Collected data entries:

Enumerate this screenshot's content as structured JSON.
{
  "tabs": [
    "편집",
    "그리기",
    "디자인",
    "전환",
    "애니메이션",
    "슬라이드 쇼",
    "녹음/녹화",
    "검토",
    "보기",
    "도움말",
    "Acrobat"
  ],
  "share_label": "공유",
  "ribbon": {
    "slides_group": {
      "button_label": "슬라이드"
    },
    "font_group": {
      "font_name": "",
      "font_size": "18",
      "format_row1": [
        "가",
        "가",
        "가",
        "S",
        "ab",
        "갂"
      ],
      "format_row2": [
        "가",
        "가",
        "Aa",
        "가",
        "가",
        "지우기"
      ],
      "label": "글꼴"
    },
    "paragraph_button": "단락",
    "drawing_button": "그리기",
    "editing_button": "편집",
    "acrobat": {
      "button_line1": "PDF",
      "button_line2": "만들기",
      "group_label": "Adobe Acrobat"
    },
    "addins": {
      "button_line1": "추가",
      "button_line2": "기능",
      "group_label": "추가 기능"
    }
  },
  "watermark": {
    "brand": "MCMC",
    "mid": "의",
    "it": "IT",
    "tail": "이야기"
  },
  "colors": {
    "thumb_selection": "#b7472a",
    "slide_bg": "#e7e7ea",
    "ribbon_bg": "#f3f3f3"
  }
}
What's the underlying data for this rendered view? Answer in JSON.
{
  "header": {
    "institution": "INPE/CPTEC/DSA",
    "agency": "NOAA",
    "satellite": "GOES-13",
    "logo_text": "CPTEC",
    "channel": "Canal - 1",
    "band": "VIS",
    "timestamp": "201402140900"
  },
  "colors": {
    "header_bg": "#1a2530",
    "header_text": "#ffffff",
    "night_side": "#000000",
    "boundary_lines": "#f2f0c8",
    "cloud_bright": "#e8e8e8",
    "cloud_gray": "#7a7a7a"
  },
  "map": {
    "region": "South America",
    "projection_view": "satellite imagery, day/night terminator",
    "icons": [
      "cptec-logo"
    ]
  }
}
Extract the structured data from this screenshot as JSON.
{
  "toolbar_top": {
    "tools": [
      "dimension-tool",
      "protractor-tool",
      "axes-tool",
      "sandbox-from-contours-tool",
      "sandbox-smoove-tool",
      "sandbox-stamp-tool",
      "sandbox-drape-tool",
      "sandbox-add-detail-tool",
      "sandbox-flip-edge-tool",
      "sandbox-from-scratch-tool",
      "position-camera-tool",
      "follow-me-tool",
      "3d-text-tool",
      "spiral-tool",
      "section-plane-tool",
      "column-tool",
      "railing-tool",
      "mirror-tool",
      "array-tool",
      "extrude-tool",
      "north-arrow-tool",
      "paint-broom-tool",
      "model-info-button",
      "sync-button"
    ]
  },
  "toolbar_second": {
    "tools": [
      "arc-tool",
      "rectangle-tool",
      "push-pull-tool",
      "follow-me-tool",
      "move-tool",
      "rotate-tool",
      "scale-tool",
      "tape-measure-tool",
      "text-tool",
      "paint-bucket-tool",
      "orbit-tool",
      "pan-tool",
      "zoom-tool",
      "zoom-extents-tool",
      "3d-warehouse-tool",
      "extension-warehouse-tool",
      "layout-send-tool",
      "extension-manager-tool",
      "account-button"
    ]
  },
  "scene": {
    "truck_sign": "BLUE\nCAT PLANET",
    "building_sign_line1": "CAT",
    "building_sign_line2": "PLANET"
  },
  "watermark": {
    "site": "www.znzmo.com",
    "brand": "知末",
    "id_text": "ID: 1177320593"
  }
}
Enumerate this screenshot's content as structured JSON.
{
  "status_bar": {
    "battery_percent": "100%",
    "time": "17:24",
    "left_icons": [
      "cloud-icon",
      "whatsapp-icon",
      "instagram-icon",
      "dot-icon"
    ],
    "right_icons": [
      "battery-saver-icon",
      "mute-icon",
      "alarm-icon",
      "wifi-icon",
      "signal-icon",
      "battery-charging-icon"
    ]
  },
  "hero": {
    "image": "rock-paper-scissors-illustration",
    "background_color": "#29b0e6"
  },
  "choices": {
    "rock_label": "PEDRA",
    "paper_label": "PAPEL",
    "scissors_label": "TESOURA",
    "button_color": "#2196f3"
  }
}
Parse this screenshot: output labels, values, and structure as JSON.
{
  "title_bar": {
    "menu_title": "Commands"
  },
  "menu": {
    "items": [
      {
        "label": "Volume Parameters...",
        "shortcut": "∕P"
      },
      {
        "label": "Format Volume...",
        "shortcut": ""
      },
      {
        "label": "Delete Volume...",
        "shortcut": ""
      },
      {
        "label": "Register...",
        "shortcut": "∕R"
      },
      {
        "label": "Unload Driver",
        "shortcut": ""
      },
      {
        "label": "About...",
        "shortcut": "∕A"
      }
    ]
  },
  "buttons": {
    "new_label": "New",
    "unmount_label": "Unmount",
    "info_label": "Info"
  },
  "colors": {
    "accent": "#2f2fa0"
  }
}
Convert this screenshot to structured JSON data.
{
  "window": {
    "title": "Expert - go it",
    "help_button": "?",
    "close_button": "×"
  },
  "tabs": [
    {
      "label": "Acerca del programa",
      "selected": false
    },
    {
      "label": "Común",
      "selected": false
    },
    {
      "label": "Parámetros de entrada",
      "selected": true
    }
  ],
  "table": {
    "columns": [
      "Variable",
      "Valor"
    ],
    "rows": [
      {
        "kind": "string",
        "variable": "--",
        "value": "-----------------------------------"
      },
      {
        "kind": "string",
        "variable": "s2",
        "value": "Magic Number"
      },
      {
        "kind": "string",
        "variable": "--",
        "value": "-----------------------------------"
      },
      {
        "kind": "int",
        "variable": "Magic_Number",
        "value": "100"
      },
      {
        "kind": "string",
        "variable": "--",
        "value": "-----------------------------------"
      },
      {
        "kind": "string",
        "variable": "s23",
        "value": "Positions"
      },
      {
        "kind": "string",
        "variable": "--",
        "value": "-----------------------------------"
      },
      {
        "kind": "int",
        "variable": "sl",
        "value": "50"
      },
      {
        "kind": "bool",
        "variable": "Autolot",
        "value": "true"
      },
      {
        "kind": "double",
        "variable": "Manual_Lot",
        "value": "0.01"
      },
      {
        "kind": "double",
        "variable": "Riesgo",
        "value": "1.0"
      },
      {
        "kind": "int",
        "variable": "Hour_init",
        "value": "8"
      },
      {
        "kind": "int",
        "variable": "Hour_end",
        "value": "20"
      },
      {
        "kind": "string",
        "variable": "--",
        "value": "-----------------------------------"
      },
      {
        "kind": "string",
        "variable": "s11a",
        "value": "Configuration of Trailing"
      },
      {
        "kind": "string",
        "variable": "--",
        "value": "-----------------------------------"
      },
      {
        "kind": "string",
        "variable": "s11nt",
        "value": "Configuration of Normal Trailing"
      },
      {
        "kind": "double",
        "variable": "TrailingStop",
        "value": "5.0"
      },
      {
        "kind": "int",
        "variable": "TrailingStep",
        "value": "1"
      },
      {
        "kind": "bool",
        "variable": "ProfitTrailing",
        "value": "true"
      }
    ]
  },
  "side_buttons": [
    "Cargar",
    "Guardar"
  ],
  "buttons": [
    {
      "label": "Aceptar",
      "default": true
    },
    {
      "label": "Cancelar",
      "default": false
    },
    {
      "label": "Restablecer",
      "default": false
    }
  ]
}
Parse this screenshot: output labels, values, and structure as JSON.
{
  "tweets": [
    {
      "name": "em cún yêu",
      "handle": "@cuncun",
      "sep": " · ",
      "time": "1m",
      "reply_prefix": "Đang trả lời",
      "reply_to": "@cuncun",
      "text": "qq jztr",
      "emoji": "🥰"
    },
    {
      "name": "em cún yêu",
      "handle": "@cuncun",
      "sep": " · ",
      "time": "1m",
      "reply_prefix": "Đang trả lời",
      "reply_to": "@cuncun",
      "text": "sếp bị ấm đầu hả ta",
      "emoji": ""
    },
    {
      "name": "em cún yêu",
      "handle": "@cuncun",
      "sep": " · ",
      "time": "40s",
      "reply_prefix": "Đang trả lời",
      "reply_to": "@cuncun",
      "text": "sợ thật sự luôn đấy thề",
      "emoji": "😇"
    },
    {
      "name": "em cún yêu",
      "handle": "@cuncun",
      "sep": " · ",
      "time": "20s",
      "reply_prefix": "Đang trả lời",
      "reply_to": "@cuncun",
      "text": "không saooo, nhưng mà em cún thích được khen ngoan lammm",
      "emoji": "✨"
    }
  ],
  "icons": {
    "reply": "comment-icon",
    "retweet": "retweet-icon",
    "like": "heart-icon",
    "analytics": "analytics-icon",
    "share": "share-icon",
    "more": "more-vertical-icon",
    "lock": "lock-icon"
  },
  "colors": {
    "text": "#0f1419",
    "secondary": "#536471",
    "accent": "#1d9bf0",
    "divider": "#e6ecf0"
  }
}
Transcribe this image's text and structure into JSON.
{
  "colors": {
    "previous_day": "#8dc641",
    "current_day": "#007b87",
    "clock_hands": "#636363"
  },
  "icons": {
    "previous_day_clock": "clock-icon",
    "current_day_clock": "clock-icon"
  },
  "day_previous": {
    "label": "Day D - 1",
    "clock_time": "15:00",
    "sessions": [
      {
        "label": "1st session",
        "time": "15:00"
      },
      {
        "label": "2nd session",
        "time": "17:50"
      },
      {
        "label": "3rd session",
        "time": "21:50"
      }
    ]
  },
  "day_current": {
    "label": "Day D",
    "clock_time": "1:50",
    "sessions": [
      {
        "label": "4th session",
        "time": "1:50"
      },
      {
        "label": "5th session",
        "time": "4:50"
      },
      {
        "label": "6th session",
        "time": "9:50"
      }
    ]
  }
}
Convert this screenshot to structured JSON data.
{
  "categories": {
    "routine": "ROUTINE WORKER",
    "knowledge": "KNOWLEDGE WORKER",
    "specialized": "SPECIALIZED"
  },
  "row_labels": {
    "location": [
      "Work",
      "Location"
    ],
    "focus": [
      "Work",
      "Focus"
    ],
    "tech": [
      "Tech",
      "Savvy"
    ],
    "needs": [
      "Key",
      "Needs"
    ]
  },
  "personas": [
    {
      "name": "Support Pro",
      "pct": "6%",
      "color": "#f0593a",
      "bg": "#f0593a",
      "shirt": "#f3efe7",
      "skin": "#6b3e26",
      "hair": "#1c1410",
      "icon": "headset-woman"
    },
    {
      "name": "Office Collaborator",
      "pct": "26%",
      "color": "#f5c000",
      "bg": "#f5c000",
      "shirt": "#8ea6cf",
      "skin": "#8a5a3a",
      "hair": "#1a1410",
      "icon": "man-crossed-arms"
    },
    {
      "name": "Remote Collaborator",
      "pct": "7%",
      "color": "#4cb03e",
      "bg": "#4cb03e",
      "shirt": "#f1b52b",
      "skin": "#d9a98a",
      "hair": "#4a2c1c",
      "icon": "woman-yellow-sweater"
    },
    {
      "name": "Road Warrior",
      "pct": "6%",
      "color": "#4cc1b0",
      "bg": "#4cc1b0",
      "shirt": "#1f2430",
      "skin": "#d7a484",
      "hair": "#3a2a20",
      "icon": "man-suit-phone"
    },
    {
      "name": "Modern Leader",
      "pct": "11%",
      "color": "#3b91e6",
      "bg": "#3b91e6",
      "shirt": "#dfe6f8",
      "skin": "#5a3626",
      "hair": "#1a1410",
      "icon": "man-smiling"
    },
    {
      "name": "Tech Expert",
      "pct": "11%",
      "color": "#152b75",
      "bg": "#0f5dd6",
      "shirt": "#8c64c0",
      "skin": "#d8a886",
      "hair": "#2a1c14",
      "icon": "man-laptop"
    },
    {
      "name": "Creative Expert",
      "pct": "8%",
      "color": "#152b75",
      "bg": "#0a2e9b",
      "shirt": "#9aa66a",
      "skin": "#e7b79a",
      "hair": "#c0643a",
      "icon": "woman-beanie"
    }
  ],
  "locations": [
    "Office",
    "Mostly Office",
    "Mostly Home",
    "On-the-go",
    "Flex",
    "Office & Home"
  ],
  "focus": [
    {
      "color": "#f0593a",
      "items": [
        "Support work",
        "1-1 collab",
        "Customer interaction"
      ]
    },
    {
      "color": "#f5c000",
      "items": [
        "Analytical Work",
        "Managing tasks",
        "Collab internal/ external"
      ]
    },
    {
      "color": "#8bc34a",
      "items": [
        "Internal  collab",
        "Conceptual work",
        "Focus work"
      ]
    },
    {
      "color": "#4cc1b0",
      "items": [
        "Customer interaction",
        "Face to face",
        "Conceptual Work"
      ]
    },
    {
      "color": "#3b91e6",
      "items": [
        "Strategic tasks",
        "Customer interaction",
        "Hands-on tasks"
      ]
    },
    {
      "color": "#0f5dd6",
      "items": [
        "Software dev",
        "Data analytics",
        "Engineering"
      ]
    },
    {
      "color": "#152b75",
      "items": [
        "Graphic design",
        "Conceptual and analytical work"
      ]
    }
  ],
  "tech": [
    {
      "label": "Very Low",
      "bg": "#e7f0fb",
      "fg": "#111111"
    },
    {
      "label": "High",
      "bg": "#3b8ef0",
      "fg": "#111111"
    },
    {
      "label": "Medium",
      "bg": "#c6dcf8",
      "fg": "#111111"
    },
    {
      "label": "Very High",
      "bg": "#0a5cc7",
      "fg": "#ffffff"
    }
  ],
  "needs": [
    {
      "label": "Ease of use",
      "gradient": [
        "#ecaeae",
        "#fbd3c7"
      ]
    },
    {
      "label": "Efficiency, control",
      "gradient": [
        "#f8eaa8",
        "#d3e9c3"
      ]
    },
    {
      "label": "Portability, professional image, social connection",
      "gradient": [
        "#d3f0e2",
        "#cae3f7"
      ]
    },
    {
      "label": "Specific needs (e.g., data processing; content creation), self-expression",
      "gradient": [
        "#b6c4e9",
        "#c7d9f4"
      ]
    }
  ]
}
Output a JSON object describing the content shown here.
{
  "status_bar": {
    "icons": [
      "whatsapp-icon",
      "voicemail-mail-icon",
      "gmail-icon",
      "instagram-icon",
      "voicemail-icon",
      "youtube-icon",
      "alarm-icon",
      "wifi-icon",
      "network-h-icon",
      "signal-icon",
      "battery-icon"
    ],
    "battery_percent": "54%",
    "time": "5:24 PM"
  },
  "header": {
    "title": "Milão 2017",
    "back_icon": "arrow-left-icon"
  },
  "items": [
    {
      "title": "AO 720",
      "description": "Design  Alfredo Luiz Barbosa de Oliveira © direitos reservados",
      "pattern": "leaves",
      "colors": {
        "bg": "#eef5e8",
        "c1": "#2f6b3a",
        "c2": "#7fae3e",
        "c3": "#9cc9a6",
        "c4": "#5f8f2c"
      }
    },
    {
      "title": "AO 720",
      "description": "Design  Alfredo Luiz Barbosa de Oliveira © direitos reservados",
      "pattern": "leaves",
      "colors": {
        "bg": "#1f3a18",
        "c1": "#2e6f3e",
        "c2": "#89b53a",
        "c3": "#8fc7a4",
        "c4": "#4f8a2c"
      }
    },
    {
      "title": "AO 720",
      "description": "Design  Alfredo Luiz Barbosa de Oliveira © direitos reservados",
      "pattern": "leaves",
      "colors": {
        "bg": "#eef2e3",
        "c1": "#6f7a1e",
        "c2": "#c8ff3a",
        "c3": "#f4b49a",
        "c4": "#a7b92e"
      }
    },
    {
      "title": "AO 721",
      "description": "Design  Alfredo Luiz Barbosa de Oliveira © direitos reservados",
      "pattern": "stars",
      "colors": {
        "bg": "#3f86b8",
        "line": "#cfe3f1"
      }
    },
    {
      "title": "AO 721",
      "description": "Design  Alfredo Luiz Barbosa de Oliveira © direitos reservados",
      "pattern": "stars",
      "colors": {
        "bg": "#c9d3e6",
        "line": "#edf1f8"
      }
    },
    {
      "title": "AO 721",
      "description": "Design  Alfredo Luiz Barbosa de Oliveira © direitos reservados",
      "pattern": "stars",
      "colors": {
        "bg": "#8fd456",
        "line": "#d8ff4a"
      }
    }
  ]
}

Request — In the entries above, identify every line with the string "Volume".

Completed task —
        "label": "Volume Parameters...",
        "label": "Format Volume...",
        "label": "Delete Volume...",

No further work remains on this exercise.